| Task statement |
Copy out the data verbatim, starting with the line containing "Output each element and its [x0, y0, x1, y1]" and going on through the line containing "- bar-2017-agosto: [687, 284, 712, 305]", both included.

[Begin Data excerpts]

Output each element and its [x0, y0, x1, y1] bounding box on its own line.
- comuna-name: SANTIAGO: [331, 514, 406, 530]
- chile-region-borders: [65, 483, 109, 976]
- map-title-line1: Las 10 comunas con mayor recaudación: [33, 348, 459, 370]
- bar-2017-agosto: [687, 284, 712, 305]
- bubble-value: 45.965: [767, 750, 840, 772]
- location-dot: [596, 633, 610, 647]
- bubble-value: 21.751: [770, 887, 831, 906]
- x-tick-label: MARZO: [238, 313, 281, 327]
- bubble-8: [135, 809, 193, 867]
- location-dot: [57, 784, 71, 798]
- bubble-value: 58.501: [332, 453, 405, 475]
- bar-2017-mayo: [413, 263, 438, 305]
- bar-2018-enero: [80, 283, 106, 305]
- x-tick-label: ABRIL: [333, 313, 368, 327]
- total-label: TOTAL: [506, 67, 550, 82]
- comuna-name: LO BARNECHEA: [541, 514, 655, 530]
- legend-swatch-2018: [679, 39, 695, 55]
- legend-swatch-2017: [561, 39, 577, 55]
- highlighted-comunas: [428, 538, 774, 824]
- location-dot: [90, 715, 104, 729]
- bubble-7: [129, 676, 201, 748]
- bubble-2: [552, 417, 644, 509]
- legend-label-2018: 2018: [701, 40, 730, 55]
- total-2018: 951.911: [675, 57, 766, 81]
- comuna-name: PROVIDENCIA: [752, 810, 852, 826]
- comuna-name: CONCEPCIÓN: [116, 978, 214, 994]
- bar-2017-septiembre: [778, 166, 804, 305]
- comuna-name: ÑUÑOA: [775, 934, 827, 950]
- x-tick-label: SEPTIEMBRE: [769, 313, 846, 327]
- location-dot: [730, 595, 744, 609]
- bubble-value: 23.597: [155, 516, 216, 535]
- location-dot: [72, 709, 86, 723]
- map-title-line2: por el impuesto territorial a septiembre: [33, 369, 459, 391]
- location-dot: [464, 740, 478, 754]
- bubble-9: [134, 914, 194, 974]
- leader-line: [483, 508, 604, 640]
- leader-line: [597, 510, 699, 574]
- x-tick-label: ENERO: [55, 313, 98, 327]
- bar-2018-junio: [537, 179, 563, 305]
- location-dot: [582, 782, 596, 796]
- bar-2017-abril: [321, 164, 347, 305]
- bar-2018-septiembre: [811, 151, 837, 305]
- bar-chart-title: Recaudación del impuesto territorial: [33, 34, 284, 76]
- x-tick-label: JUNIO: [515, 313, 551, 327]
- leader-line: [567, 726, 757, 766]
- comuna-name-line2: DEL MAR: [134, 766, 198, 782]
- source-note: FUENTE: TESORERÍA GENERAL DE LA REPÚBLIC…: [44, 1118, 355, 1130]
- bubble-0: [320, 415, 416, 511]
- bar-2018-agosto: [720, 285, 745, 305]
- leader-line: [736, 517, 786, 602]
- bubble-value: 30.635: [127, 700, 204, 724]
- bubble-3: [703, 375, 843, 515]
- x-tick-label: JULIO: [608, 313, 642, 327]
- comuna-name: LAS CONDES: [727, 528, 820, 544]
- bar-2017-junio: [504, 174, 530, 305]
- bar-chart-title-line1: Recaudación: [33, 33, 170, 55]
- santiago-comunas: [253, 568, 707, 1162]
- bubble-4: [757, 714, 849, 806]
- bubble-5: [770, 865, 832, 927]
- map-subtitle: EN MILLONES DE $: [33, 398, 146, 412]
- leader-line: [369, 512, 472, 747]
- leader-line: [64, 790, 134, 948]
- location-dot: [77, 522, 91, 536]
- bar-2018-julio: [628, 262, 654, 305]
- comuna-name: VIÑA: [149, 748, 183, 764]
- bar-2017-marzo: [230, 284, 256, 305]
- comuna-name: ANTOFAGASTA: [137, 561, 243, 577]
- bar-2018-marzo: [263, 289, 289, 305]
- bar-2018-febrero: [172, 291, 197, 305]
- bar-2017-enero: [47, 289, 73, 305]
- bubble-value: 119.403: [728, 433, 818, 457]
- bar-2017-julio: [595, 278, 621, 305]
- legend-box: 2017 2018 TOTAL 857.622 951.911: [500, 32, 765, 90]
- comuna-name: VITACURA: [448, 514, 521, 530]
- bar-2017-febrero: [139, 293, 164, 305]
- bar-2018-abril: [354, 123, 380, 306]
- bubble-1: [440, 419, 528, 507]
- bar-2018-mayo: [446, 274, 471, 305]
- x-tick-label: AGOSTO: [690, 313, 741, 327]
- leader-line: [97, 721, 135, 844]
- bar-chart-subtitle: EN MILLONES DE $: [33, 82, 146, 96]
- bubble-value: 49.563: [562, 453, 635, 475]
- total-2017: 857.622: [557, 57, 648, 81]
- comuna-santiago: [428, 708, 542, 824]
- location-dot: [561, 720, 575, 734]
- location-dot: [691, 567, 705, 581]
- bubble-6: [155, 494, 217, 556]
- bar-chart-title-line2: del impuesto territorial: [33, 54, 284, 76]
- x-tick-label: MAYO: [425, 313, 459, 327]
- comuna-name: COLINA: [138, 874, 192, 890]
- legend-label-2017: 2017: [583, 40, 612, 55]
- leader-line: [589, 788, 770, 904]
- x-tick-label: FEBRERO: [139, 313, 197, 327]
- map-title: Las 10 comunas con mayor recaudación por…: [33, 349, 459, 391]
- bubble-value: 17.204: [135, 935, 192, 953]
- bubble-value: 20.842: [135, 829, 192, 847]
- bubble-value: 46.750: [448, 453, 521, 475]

[End Data excerpts]
[Begin Data excerpts]

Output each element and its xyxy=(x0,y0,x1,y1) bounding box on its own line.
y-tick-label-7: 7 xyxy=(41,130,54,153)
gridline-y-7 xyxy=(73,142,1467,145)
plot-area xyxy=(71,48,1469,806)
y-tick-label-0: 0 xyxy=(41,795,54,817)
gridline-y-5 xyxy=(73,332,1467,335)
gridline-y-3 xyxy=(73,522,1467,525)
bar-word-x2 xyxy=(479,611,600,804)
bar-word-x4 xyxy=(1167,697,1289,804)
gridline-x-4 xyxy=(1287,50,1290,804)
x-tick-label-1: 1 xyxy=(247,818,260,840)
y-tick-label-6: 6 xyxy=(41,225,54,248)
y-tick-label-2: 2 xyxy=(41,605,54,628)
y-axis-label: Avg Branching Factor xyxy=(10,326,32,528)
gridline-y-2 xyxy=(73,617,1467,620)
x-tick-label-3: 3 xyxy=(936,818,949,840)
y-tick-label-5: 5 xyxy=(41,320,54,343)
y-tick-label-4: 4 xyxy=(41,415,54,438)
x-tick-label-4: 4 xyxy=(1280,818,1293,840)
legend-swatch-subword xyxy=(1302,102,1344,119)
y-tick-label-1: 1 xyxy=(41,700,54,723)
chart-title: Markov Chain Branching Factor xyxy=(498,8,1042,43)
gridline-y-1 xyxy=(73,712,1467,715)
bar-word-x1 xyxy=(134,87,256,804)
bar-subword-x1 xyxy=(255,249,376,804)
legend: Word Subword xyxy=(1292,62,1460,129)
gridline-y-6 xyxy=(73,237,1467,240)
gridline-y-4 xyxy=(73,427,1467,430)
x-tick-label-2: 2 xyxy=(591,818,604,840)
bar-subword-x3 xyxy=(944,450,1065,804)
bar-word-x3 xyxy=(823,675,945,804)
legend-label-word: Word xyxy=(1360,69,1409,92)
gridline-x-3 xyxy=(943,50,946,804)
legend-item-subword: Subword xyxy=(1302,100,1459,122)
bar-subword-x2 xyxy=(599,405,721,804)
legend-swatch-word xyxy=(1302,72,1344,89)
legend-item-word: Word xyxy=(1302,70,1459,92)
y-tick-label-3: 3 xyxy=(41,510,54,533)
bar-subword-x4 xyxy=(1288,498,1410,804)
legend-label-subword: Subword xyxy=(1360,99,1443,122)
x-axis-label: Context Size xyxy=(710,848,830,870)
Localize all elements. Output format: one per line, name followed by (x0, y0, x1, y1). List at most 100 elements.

[End Data excerpts]
[Begin Data excerpts]

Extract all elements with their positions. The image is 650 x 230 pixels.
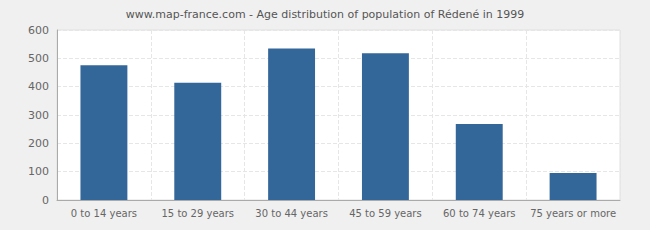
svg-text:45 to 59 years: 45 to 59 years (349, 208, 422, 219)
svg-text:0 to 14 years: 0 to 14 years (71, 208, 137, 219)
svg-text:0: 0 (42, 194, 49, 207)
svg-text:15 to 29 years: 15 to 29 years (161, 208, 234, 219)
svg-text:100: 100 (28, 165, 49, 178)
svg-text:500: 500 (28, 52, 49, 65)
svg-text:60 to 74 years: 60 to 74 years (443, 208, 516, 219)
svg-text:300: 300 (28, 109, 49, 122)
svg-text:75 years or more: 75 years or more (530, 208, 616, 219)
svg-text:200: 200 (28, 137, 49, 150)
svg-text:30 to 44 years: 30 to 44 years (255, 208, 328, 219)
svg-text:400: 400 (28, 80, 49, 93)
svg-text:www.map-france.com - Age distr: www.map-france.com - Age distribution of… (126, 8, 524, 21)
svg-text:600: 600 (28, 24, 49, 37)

[End Data excerpts]

| Response to the exercise |
Output each element and its [x0, y0, x1, y1] bounding box on its own line.
- comuna-name: SANTIAGO: [331, 514, 406, 530]
- chile-region-borders: [65, 483, 109, 976]
- map-title-line1: Las 10 comunas con mayor recaudación: [33, 348, 459, 370]
- bar-2017-agosto: [687, 284, 712, 305]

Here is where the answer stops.